(Rows from a figure dataset)
====

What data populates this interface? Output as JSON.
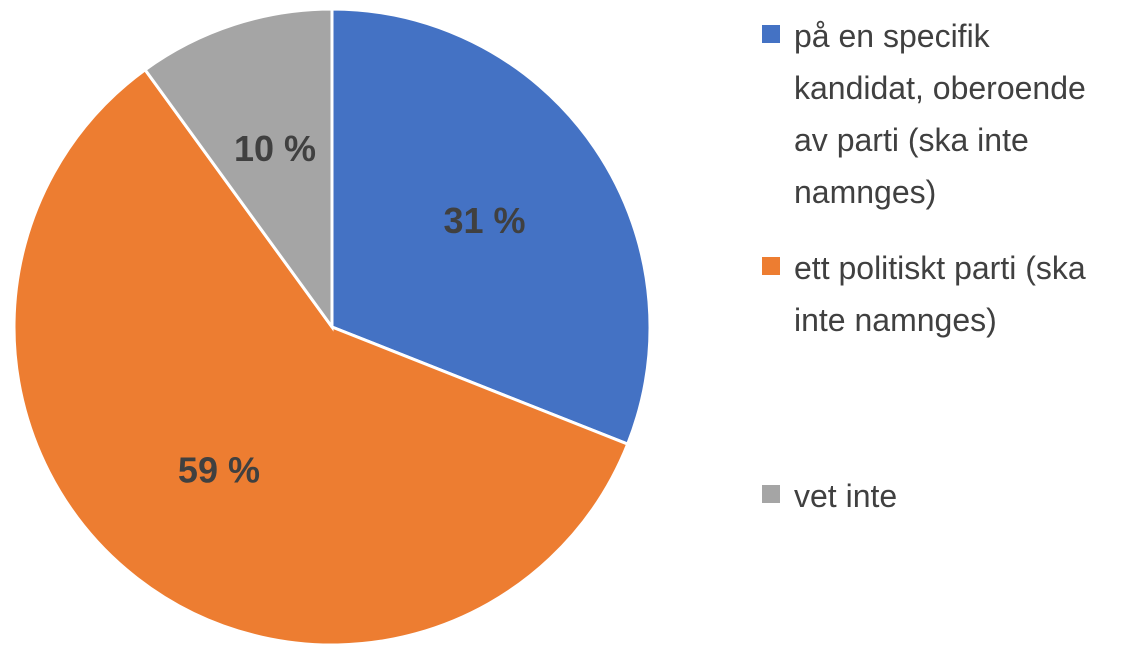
{
  "chart_data": {
    "type": "pie",
    "categories": [
      "på en specifik kandidat, oberoende av parti (ska inte namnges)",
      "ett politiskt parti (ska inte namnges)",
      "vet inte"
    ],
    "values": [
      31,
      59,
      10
    ],
    "value_labels": [
      "31 %",
      "59 %",
      "10 %"
    ],
    "colors": [
      "#4472c4",
      "#ed7d31",
      "#a5a5a5"
    ],
    "legend": "right"
  }
}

====

WHAT YOU ARE ASKED TO DO: Transcribe the whole listing exactly. Pictures are excluded.

COMPLETE ANSWER:
What data populates this interface? Output as JSON.
{
  "chart_data": {
    "type": "pie",
    "categories": [
      "på en specifik kandidat, oberoende av parti (ska inte namnges)",
      "ett politiskt parti (ska inte namnges)",
      "vet inte"
    ],
    "values": [
      31,
      59,
      10
    ],
    "value_labels": [
      "31 %",
      "59 %",
      "10 %"
    ],
    "colors": [
      "#4472c4",
      "#ed7d31",
      "#a5a5a5"
    ],
    "legend": "right"
  }
}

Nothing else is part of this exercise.